Copy every line with the string "округа" in it.

════════

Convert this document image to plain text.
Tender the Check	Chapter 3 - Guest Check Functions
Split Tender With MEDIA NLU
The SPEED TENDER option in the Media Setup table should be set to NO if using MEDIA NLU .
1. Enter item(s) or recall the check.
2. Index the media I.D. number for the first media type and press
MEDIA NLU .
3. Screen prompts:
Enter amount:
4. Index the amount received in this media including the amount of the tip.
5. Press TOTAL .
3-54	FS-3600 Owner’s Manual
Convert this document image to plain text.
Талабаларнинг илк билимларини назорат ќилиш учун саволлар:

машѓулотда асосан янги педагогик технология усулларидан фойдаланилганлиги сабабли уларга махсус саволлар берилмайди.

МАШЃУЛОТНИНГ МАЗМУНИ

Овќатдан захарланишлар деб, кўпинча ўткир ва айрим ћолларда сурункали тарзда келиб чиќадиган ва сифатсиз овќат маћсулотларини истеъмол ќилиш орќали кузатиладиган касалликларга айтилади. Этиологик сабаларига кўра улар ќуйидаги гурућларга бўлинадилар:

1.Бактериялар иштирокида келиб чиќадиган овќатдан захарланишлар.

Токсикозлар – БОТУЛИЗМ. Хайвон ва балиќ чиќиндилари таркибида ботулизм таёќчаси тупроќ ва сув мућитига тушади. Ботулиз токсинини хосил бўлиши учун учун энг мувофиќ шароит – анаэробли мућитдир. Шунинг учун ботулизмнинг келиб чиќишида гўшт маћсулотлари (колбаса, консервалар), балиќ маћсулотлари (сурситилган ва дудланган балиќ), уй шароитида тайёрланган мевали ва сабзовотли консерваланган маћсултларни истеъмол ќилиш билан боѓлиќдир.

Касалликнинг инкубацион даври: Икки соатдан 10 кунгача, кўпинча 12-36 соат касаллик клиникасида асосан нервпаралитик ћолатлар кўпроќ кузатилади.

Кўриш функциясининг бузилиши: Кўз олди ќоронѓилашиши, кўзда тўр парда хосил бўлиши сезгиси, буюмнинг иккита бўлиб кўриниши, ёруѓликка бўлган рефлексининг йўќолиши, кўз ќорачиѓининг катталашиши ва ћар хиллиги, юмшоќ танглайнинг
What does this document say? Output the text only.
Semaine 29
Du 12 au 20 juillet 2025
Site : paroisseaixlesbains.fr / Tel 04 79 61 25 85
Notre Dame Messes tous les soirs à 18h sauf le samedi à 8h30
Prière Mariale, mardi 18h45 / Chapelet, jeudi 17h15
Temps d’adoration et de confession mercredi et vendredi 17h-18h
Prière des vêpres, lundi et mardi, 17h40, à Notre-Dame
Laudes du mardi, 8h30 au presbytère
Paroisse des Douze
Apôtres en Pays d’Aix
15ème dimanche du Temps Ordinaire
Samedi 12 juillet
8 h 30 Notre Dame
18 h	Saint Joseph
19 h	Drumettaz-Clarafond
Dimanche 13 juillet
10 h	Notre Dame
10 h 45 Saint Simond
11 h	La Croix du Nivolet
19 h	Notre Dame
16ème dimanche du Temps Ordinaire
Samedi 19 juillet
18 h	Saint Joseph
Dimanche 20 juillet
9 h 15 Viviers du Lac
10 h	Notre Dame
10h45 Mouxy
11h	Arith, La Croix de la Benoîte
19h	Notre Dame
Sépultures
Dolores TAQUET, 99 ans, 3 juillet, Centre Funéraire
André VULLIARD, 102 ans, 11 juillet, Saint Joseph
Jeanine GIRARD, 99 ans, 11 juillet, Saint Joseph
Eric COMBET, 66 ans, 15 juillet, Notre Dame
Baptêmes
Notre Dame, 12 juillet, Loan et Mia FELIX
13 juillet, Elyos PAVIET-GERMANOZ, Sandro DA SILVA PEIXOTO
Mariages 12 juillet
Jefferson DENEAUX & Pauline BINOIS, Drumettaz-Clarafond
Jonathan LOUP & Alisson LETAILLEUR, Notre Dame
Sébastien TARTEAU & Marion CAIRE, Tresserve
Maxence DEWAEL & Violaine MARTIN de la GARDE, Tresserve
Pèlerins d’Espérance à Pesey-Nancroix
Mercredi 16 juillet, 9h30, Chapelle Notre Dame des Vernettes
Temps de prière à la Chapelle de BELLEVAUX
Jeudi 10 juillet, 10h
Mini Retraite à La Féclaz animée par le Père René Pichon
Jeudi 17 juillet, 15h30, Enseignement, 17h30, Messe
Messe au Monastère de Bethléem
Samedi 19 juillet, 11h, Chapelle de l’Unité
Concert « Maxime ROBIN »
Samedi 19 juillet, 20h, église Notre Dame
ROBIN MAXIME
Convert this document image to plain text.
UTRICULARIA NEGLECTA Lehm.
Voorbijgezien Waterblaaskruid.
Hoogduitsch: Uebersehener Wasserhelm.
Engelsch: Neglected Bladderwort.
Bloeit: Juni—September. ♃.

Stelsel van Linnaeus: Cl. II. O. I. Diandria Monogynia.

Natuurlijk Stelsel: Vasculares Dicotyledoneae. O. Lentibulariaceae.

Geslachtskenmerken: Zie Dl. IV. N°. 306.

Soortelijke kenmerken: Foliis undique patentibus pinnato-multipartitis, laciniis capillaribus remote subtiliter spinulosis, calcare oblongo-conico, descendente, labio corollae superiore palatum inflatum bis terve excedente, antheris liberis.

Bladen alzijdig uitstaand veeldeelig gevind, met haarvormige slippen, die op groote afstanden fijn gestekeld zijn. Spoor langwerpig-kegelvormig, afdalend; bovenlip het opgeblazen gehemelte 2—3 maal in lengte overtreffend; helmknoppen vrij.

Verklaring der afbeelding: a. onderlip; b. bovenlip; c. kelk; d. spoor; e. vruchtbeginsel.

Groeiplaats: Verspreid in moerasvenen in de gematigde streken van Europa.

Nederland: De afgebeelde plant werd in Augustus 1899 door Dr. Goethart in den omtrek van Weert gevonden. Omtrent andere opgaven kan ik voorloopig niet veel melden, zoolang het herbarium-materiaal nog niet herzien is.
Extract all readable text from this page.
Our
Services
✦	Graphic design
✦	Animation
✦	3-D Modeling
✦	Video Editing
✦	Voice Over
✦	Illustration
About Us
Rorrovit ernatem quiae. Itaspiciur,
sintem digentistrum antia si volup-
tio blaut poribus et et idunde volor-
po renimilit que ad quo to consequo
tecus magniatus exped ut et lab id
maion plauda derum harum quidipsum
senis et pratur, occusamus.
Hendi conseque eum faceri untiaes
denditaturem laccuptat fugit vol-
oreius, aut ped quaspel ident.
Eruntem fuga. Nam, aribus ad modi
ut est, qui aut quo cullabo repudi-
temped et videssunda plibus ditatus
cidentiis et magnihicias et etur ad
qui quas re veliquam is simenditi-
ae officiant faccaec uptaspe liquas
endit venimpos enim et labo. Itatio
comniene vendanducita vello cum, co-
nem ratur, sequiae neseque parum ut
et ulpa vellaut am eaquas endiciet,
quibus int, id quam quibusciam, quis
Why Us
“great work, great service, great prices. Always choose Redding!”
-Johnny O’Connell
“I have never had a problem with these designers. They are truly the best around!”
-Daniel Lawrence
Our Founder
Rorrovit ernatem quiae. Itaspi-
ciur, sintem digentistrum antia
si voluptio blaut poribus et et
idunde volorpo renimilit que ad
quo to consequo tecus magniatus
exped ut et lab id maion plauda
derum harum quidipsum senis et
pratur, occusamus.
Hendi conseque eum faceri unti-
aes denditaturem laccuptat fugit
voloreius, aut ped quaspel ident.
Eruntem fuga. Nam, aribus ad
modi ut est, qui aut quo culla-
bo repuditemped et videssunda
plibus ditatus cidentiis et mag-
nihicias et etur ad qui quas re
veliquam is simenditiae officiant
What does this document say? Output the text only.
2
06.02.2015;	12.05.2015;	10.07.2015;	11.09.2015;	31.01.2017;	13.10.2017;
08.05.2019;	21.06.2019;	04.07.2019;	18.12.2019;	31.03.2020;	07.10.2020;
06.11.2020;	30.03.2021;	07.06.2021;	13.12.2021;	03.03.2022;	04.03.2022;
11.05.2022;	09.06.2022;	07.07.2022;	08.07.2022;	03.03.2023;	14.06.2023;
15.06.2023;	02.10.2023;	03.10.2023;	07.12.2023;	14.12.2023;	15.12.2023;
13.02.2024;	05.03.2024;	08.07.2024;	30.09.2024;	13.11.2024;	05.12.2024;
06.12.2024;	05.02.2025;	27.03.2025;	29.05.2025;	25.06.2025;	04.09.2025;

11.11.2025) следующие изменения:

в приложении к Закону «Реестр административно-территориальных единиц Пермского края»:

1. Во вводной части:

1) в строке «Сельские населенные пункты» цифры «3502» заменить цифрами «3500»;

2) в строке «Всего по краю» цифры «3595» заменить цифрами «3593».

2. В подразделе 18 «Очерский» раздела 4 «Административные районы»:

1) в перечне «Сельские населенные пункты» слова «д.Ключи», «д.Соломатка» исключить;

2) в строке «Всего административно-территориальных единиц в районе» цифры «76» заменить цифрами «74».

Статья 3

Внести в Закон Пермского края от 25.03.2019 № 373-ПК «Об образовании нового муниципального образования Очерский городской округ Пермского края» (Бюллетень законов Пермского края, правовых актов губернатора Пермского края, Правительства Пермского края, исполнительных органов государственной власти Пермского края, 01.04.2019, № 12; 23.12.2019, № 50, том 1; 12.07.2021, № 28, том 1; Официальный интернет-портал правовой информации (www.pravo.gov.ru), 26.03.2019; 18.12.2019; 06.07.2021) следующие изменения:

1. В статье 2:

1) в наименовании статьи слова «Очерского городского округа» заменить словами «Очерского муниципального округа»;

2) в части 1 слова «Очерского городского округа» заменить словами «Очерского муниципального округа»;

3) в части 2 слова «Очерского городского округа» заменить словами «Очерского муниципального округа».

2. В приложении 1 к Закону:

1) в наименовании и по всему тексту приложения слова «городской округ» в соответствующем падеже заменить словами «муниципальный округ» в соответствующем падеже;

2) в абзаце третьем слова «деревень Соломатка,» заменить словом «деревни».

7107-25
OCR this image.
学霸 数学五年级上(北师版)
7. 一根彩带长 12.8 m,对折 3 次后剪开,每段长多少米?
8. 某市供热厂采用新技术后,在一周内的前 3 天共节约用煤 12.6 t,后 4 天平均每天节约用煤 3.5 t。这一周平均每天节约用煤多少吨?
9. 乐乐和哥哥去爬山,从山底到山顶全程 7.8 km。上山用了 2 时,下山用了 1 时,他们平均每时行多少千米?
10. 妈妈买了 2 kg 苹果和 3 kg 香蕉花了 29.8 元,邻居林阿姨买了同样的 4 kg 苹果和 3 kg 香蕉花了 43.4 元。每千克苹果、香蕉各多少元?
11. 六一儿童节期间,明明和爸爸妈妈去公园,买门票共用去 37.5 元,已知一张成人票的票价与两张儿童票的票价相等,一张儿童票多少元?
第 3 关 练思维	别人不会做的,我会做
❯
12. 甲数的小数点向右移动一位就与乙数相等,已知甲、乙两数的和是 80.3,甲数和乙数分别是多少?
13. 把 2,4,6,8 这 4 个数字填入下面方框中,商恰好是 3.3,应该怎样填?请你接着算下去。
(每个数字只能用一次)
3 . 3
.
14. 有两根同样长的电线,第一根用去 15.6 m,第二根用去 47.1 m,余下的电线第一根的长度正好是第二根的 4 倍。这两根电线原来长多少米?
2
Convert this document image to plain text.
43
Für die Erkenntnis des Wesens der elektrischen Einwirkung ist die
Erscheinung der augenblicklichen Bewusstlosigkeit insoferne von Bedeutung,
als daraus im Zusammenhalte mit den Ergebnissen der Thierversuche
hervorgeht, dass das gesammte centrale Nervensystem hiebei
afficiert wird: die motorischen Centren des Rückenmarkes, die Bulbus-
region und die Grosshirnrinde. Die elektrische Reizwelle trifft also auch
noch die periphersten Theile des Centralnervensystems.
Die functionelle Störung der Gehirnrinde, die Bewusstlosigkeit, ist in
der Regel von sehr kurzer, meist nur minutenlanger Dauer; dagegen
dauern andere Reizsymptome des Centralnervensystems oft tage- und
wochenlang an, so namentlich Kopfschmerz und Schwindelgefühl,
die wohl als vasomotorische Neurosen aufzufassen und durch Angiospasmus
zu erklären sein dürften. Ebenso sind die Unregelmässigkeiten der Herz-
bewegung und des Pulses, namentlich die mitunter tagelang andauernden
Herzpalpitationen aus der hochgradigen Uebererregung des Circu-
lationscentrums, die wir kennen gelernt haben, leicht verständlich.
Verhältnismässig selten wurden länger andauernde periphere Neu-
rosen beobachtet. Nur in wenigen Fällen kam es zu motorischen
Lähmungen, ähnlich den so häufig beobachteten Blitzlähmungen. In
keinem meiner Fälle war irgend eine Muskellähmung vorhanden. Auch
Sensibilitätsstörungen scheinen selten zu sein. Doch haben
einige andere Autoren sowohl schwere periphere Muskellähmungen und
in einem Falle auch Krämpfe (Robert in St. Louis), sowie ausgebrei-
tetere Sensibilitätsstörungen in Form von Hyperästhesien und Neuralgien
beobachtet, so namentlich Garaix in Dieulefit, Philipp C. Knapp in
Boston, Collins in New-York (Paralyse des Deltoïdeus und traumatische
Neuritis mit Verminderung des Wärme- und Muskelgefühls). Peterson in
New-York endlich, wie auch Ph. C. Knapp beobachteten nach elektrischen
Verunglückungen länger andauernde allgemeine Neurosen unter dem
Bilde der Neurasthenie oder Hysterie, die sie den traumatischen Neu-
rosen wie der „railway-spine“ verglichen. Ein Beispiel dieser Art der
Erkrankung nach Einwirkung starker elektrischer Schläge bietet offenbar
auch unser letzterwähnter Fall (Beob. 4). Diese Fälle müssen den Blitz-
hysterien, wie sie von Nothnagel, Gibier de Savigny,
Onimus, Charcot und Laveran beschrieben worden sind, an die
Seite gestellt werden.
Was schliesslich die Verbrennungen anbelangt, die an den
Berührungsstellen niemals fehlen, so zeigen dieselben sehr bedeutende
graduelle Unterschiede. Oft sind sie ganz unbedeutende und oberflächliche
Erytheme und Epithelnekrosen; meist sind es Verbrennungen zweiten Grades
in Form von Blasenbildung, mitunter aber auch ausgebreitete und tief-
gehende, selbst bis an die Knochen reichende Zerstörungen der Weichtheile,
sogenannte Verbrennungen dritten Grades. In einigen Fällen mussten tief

════════

Solution to the exercise -
1) в наименовании статьи слова «Очерского городского округа» заменить словами «Очерского муниципального округа»;
2) в части 1 слова «Очерского городского округа» заменить словами «Очерского муниципального округа»;
3) в части 2 слова «Очерского городского округа» заменить словами «Очерского муниципального округа».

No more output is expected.